[Page element annotations]

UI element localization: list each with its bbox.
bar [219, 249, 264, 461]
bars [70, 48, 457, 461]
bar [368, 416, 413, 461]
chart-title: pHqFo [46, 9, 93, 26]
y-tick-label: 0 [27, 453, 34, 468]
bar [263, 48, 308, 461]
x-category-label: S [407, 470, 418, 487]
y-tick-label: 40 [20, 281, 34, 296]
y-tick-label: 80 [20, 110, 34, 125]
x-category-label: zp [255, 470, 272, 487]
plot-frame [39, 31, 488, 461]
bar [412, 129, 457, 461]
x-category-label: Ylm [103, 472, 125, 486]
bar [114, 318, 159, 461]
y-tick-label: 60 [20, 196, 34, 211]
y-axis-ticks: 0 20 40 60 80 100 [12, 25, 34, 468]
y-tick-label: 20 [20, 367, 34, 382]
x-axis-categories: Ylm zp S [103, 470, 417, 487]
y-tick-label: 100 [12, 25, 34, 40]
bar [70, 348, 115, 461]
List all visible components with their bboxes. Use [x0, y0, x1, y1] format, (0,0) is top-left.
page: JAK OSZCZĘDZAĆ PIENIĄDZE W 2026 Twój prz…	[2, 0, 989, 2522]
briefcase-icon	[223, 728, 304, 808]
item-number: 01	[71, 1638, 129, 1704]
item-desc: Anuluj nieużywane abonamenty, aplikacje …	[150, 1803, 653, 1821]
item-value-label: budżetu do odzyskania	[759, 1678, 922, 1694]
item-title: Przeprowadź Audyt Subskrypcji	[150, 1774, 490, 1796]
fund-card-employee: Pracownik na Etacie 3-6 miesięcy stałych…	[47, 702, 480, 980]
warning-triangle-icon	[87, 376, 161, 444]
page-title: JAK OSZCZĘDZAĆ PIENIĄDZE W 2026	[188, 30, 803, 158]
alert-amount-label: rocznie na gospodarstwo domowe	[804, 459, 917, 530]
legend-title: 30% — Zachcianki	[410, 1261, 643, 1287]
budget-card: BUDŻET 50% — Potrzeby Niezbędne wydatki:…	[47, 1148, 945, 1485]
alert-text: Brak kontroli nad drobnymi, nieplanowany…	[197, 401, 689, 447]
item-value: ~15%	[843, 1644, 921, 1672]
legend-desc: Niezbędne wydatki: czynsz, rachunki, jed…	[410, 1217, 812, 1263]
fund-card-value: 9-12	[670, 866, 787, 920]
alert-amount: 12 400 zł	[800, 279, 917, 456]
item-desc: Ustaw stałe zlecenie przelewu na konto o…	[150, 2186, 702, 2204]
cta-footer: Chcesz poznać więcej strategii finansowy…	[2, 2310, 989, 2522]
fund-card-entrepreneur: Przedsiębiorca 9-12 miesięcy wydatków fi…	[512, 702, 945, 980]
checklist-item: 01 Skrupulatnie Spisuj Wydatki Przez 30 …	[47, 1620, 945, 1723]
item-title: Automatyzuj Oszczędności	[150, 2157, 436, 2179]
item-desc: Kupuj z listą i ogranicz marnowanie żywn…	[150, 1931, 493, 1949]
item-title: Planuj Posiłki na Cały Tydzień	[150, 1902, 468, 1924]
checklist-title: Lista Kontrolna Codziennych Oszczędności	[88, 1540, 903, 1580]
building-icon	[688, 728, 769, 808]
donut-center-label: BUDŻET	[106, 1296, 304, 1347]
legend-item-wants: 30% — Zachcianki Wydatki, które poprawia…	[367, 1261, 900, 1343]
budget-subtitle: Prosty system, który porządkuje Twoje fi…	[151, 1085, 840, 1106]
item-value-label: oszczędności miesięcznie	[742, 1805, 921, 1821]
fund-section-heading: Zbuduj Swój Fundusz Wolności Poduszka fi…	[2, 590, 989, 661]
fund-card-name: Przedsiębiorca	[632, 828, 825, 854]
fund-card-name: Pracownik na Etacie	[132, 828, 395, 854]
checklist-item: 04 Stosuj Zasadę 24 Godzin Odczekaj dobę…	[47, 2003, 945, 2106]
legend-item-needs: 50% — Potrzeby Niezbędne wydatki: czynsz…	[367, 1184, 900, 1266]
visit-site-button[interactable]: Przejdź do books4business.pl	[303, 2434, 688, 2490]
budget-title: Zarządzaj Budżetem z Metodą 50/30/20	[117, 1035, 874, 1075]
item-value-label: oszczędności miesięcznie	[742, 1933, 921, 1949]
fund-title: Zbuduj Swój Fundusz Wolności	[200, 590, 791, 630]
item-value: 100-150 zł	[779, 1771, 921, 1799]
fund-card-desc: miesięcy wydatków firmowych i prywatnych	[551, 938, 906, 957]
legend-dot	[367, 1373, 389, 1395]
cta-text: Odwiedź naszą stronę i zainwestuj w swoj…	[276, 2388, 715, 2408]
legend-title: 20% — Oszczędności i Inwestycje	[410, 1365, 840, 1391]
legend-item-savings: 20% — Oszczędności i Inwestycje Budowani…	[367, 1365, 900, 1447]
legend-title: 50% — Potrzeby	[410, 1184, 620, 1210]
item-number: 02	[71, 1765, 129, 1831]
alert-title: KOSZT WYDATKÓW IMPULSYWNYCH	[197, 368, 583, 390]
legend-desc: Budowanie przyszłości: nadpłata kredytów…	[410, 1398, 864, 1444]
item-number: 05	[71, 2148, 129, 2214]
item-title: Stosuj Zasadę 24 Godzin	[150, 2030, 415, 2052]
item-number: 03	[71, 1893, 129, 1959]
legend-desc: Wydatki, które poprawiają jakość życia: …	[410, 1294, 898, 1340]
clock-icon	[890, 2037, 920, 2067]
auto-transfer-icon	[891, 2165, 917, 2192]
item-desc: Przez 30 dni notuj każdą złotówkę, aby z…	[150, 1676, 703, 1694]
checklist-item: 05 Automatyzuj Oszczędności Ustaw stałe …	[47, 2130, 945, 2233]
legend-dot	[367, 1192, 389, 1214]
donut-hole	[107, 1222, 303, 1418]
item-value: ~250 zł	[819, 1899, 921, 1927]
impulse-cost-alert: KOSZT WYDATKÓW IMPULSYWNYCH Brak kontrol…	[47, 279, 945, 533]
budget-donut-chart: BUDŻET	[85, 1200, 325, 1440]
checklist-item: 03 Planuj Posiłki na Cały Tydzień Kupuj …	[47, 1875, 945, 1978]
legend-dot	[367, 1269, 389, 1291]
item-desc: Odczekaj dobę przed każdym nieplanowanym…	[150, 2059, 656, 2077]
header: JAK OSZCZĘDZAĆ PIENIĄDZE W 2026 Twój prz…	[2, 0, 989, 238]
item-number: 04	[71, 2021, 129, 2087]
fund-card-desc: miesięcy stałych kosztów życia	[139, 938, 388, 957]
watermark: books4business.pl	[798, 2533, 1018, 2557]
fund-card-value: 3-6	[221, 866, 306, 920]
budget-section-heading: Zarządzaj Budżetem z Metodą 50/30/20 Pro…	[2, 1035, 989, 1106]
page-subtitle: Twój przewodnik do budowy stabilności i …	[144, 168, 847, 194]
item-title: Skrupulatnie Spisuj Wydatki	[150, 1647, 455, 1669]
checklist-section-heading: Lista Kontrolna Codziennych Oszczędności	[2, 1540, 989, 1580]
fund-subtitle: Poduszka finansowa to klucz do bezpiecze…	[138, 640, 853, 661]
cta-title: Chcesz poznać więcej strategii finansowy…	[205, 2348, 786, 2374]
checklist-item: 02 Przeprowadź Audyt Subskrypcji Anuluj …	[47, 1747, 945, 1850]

Stated goal -
Reproduce all of the items above word for word, with no changes of any kind.

Exercise answer -
UI element localization: list each with its bbox.
bar [219, 249, 264, 461]
bars [70, 48, 457, 461]
bar [368, 416, 413, 461]
chart-title: pHqFo [46, 9, 93, 26]
y-tick-label: 0 [27, 453, 34, 468]
bar [263, 48, 308, 461]
x-category-label: S [407, 470, 418, 487]
y-tick-label: 40 [20, 281, 34, 296]
y-tick-label: 80 [20, 110, 34, 125]
x-category-label: zp [255, 470, 272, 487]
plot-frame [39, 31, 488, 461]
bar [412, 129, 457, 461]
x-category-label: Ylm [103, 472, 125, 486]
bar [114, 318, 159, 461]
y-tick-label: 60 [20, 196, 34, 211]
y-axis-ticks: 0 20 40 60 80 100 [12, 25, 34, 468]
y-tick-label: 20 [20, 367, 34, 382]
x-axis-categories: Ylm zp S [103, 470, 417, 487]
y-tick-label: 100 [12, 25, 34, 40]
bar [70, 348, 115, 461]
List all visible components with their bboxes. Use [x0, y0, x1, y1] format, (0,0) is top-left.
page: JAK OSZCZĘDZAĆ PIENIĄDZE W 2026 Twój prz…	[2, 0, 989, 2522]
briefcase-icon	[223, 728, 304, 808]
item-number: 01	[71, 1638, 129, 1704]
item-desc: Anuluj nieużywane abonamenty, aplikacje …	[150, 1803, 653, 1821]
item-value-label: budżetu do odzyskania	[759, 1678, 922, 1694]
item-title: Przeprowadź Audyt Subskrypcji	[150, 1774, 490, 1796]
fund-card-employee: Pracownik na Etacie 3-6 miesięcy stałych…	[47, 702, 480, 980]
warning-triangle-icon	[87, 376, 161, 444]
page-title: JAK OSZCZĘDZAĆ PIENIĄDZE W 2026	[188, 30, 803, 158]
alert-amount-label: rocznie na gospodarstwo domowe	[804, 459, 917, 530]
legend-title: 30% — Zachcianki	[410, 1261, 643, 1287]
budget-card: BUDŻET 50% — Potrzeby Niezbędne wydatki:…	[47, 1148, 945, 1485]
alert-text: Brak kontroli nad drobnymi, nieplanowany…	[197, 401, 689, 447]
item-value: ~15%	[843, 1644, 921, 1672]
legend-desc: Niezbędne wydatki: czynsz, rachunki, jed…	[410, 1217, 812, 1263]
fund-card-value: 9-12	[670, 866, 787, 920]
alert-amount: 12 400 zł	[800, 279, 917, 456]
item-desc: Ustaw stałe zlecenie przelewu na konto o…	[150, 2186, 702, 2204]
cta-footer: Chcesz poznać więcej strategii finansowy…	[2, 2310, 989, 2522]
fund-card-entrepreneur: Przedsiębiorca 9-12 miesięcy wydatków fi…	[512, 702, 945, 980]
checklist-item: 01 Skrupulatnie Spisuj Wydatki Przez 30 …	[47, 1620, 945, 1723]
item-title: Automatyzuj Oszczędności	[150, 2157, 436, 2179]
item-desc: Kupuj z listą i ogranicz marnowanie żywn…	[150, 1931, 493, 1949]
item-title: Planuj Posiłki na Cały Tydzień	[150, 1902, 468, 1924]
checklist-title: Lista Kontrolna Codziennych Oszczędności	[88, 1540, 903, 1580]
building-icon	[688, 728, 769, 808]
donut-center-label: BUDŻET	[106, 1296, 304, 1347]
legend-item-wants: 30% — Zachcianki Wydatki, które poprawia…	[367, 1261, 900, 1343]
budget-subtitle: Prosty system, który porządkuje Twoje fi…	[151, 1085, 840, 1106]
item-value-label: oszczędności miesięcznie	[742, 1805, 921, 1821]
fund-section-heading: Zbuduj Swój Fundusz Wolności Poduszka fi…	[2, 590, 989, 661]
fund-card-name: Przedsiębiorca	[632, 828, 825, 854]
fund-card-name: Pracownik na Etacie	[132, 828, 395, 854]
checklist-item: 04 Stosuj Zasadę 24 Godzin Odczekaj dobę…	[47, 2003, 945, 2106]
legend-item-needs: 50% — Potrzeby Niezbędne wydatki: czynsz…	[367, 1184, 900, 1266]
visit-site-button[interactable]: Przejdź do books4business.pl	[303, 2434, 688, 2490]
budget-title: Zarządzaj Budżetem z Metodą 50/30/20	[117, 1035, 874, 1075]
item-value-label: oszczędności miesięcznie	[742, 1933, 921, 1949]
fund-title: Zbuduj Swój Fundusz Wolności	[200, 590, 791, 630]
item-value: 100-150 zł	[779, 1771, 921, 1799]
fund-card-desc: miesięcy wydatków firmowych i prywatnych	[551, 938, 906, 957]
legend-dot	[367, 1373, 389, 1395]
cta-text: Odwiedź naszą stronę i zainwestuj w swoj…	[276, 2388, 715, 2408]
legend-title: 20% — Oszczędności i Inwestycje	[410, 1365, 840, 1391]
legend-item-savings: 20% — Oszczędności i Inwestycje Budowani…	[367, 1365, 900, 1447]
legend-title: 50% — Potrzeby	[410, 1184, 620, 1210]
item-number: 02	[71, 1765, 129, 1831]
alert-title: KOSZT WYDATKÓW IMPULSYWNYCH	[197, 368, 583, 390]
legend-desc: Budowanie przyszłości: nadpłata kredytów…	[410, 1398, 864, 1444]
item-number: 05	[71, 2148, 129, 2214]
item-title: Stosuj Zasadę 24 Godzin	[150, 2030, 415, 2052]
item-number: 03	[71, 1893, 129, 1959]
legend-desc: Wydatki, które poprawiają jakość życia: …	[410, 1294, 898, 1340]
clock-icon	[890, 2037, 920, 2067]
auto-transfer-icon	[891, 2165, 917, 2192]
item-desc: Przez 30 dni notuj każdą złotówkę, aby z…	[150, 1676, 703, 1694]
checklist-item: 05 Automatyzuj Oszczędności Ustaw stałe …	[47, 2130, 945, 2233]
legend-dot	[367, 1192, 389, 1214]
donut-hole	[107, 1222, 303, 1418]
item-value: ~250 zł	[819, 1899, 921, 1927]
impulse-cost-alert: KOSZT WYDATKÓW IMPULSYWNYCH Brak kontrol…	[47, 279, 945, 533]
budget-donut-chart: BUDŻET	[85, 1200, 325, 1440]
checklist-item: 03 Planuj Posiłki na Cały Tydzień Kupuj …	[47, 1875, 945, 1978]
legend-dot	[367, 1269, 389, 1291]
item-desc: Odczekaj dobę przed każdym nieplanowanym…	[150, 2059, 656, 2077]
header: JAK OSZCZĘDZAĆ PIENIĄDZE W 2026 Twój prz…	[2, 0, 989, 238]
item-number: 04	[71, 2021, 129, 2087]
fund-card-desc: miesięcy stałych kosztów życia	[139, 938, 388, 957]
watermark: books4business.pl	[798, 2533, 1018, 2557]
fund-card-value: 3-6	[221, 866, 306, 920]
budget-section-heading: Zarządzaj Budżetem z Metodą 50/30/20 Pro…	[2, 1035, 989, 1106]
page-subtitle: Twój przewodnik do budowy stabilności i …	[144, 168, 847, 194]
item-title: Skrupulatnie Spisuj Wydatki	[150, 1647, 455, 1669]
checklist-section-heading: Lista Kontrolna Codziennych Oszczędności	[2, 1540, 989, 1580]
fund-subtitle: Poduszka finansowa to klucz do bezpiecze…	[138, 640, 853, 661]
cta-title: Chcesz poznać więcej strategii finansowy…	[205, 2348, 786, 2374]
checklist-item: 02 Przeprowadź Audyt Subskrypcji Anuluj …	[47, 1747, 945, 1850]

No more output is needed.